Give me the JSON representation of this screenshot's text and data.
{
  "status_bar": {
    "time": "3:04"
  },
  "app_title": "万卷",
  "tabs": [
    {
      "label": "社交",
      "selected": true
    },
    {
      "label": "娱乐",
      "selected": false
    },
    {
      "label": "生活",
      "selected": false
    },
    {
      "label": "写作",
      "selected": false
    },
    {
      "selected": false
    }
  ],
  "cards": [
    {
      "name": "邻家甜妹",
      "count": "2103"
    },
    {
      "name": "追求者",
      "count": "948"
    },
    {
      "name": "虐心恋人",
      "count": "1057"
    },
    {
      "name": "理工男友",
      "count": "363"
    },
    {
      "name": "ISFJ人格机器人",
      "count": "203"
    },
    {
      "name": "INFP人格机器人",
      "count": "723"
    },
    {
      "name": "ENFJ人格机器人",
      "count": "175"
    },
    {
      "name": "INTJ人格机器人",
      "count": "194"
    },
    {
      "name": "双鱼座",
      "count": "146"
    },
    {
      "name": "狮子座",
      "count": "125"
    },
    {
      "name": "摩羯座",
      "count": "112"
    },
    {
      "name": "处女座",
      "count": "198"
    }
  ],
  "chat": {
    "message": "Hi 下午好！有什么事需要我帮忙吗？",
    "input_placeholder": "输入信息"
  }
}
..........
* [REQUIREMENTS]
All of the material above needs to be retyped word for word.

* [ANSWER BELOW]
Give me the JSON representation of this screenshot's text and data.
{
  "status_bar": {
    "time": "3:04"
  },
  "app_title": "万卷",
  "tabs": [
    {
      "label": "社交",
      "selected": true
    },
    {
      "label": "娱乐",
      "selected": false
    },
    {
      "label": "生活",
      "selected": false
    },
    {
      "label": "写作",
      "selected": false
    },
    {
      "selected": false
    }
  ],
  "cards": [
    {
      "name": "邻家甜妹",
      "count": "2103"
    },
    {
      "name": "追求者",
      "count": "948"
    },
    {
      "name": "虐心恋人",
      "count": "1057"
    },
    {
      "name": "理工男友",
      "count": "363"
    },
    {
      "name": "ISFJ人格机器人",
      "count": "203"
    },
    {
      "name": "INFP人格机器人",
      "count": "723"
    },
    {
      "name": "ENFJ人格机器人",
      "count": "175"
    },
    {
      "name": "INTJ人格机器人",
      "count": "194"
    },
    {
      "name": "双鱼座",
      "count": "146"
    },
    {
      "name": "狮子座",
      "count": "125"
    },
    {
      "name": "摩羯座",
      "count": "112"
    },
    {
      "name": "处女座",
      "count": "198"
    }
  ],
  "chat": {
    "message": "Hi 下午好！有什么事需要我帮忙吗？",
    "input_placeholder": "输入信息"
  }
}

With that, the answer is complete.